**Exercise task**
List each line of the data that holds the string "disconnect".

START Raw records

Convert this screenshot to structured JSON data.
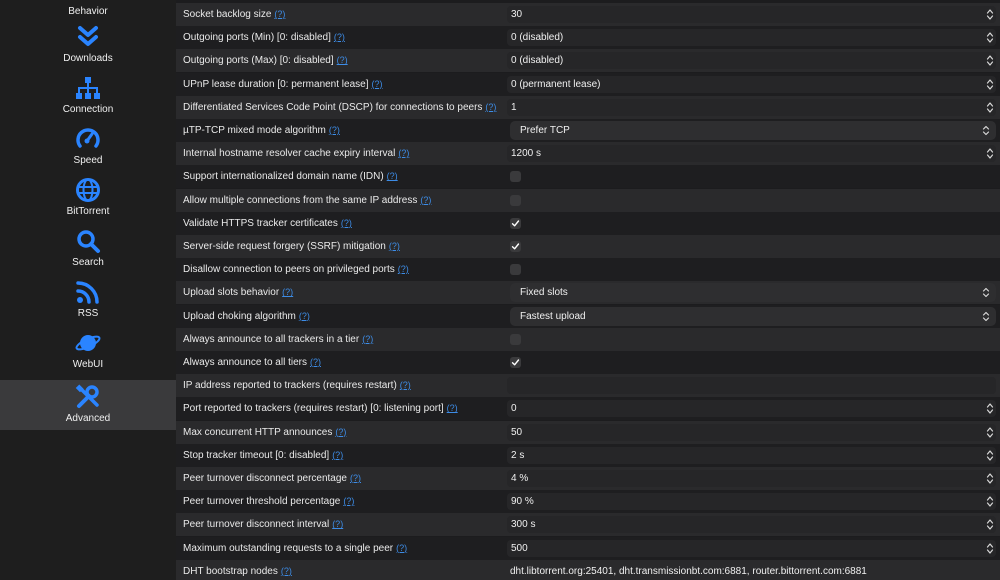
{
  "sidebar": {
    "items": [
      {
        "label": "Behavior",
        "icon": "behavior-icon"
      },
      {
        "label": "Downloads",
        "icon": "double-chevron-down-icon"
      },
      {
        "label": "Connection",
        "icon": "network-icon"
      },
      {
        "label": "Speed",
        "icon": "speedometer-icon"
      },
      {
        "label": "BitTorrent",
        "icon": "globe-icon"
      },
      {
        "label": "Search",
        "icon": "search-icon"
      },
      {
        "label": "RSS",
        "icon": "rss-icon"
      },
      {
        "label": "WebUI",
        "icon": "planet-icon"
      },
      {
        "label": "Advanced",
        "icon": "tools-icon"
      }
    ],
    "selected": "Advanced",
    "accent": "#2a84ff"
  },
  "settings": {
    "help_label": "(?)",
    "rows": [
      {
        "label": "Socket backlog size",
        "type": "spin",
        "value": "30"
      },
      {
        "label": "Outgoing ports (Min) [0: disabled]",
        "type": "spin",
        "value": "0 (disabled)"
      },
      {
        "label": "Outgoing ports (Max) [0: disabled]",
        "type": "spin",
        "value": "0 (disabled)"
      },
      {
        "label": "UPnP lease duration [0: permanent lease]",
        "type": "spin",
        "value": "0 (permanent lease)"
      },
      {
        "label": "Differentiated Services Code Point (DSCP) for connections to peers",
        "type": "spin",
        "value": "1"
      },
      {
        "label": "µTP-TCP mixed mode algorithm",
        "type": "select",
        "value": "Prefer TCP"
      },
      {
        "label": "Internal hostname resolver cache expiry interval",
        "type": "spin",
        "value": "1200 s"
      },
      {
        "label": "Support internationalized domain name (IDN)",
        "type": "check",
        "checked": false
      },
      {
        "label": "Allow multiple connections from the same IP address",
        "type": "check",
        "checked": false
      },
      {
        "label": "Validate HTTPS tracker certificates",
        "type": "check",
        "checked": true
      },
      {
        "label": "Server-side request forgery (SSRF) mitigation",
        "type": "check",
        "checked": true
      },
      {
        "label": "Disallow connection to peers on privileged ports",
        "type": "check",
        "checked": false
      },
      {
        "label": "Upload slots behavior",
        "type": "select",
        "value": "Fixed slots"
      },
      {
        "label": "Upload choking algorithm",
        "type": "select",
        "value": "Fastest upload"
      },
      {
        "label": "Always announce to all trackers in a tier",
        "type": "check",
        "checked": false
      },
      {
        "label": "Always announce to all tiers",
        "type": "check",
        "checked": true
      },
      {
        "label": "IP address reported to trackers (requires restart)",
        "type": "text",
        "value": ""
      },
      {
        "label": "Port reported to trackers (requires restart) [0: listening port]",
        "type": "spin",
        "value": "0"
      },
      {
        "label": "Max concurrent HTTP announces",
        "type": "spin",
        "value": "50"
      },
      {
        "label": "Stop tracker timeout [0: disabled]",
        "type": "spin",
        "value": "2 s"
      },
      {
        "label": "Peer turnover disconnect percentage",
        "type": "spin",
        "value": "4 %"
      },
      {
        "label": "Peer turnover threshold percentage",
        "type": "spin",
        "value": "90 %"
      },
      {
        "label": "Peer turnover disconnect interval",
        "type": "spin",
        "value": "300 s"
      },
      {
        "label": "Maximum outstanding requests to a single peer",
        "type": "spin",
        "value": "500"
      },
      {
        "label": "DHT bootstrap nodes",
        "type": "plain",
        "value": "dht.libtorrent.org:25401, dht.transmissionbt.com:6881, router.bittorrent.com:6881"
      }
    ]
  }
}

END Raw records

**Solution to the problem**
        "label": "Peer turnover disconnect percentage",
        "label": "Peer turnover disconnect interval",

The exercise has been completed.